REQUIRED TASK: Gather each line of the entries below that includes "Canneyt".

LISTED RECORDS:
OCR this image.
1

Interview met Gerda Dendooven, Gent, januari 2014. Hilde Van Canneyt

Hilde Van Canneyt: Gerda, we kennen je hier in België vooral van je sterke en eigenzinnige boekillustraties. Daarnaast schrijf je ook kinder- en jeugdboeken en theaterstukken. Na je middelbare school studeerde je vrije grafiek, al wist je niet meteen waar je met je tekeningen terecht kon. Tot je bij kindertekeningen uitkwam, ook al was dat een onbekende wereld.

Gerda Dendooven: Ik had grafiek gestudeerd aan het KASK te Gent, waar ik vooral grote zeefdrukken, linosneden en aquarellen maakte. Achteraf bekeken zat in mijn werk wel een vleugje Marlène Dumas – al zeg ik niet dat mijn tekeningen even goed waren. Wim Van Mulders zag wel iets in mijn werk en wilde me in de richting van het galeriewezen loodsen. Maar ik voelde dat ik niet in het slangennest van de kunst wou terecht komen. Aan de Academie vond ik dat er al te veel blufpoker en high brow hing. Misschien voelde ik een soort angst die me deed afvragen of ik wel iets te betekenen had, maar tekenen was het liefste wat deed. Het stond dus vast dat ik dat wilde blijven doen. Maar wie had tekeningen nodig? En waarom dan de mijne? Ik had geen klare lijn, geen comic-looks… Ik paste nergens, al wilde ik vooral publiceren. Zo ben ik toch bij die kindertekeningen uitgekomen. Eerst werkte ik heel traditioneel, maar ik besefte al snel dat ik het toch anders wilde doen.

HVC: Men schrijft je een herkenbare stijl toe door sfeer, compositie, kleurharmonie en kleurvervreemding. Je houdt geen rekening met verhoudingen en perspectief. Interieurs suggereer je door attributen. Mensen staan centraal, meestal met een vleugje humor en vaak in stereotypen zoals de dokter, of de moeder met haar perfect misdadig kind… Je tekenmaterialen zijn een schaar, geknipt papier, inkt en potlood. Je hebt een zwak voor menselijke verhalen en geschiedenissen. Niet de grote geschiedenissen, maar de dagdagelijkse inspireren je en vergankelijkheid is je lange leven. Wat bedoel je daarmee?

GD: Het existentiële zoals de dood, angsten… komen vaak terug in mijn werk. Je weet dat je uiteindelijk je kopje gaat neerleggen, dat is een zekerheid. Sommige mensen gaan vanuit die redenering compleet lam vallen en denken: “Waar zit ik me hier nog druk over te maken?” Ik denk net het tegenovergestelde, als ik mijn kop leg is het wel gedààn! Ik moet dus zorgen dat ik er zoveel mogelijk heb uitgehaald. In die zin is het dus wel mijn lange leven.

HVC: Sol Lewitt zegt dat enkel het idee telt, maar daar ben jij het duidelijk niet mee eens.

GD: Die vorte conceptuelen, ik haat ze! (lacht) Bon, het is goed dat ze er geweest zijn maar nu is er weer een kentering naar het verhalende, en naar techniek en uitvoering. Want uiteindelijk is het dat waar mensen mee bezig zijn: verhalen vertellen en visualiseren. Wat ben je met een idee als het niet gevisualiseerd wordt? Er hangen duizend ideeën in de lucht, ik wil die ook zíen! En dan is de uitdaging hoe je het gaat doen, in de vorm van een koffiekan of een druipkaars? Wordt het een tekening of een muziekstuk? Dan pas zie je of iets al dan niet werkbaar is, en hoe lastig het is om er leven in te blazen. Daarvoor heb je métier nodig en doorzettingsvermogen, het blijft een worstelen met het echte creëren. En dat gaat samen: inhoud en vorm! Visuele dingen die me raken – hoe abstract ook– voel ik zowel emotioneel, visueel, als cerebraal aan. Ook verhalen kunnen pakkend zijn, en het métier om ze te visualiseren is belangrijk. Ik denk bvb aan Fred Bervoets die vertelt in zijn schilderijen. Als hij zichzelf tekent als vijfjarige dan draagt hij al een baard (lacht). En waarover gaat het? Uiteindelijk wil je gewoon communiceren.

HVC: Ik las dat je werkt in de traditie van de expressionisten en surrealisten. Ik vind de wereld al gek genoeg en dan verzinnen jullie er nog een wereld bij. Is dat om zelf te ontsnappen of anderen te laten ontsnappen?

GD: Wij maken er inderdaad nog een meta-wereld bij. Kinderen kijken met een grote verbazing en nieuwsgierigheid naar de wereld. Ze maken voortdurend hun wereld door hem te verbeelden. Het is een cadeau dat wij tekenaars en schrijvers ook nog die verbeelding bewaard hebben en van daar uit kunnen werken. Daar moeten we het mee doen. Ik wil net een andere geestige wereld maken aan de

EXERCISE RESULT:
Interview met Gerda Dendooven, Gent, januari 2014. Hilde Van Canneyt
Hilde Van Canneyt: Gerda, we kennen je hier in België vooral van je sterke en eigenzinnige boekillustraties. Daarnaast schrijf je ook kinder- en jeugdboeken en theaterstukken. Na je middelbare school studeerde je vrije grafiek, al wist je niet meteen waar je met je tekeningen terecht kon. Tot je bij kindertekeningen uitkwam, ook al was dat een onbekende wereld.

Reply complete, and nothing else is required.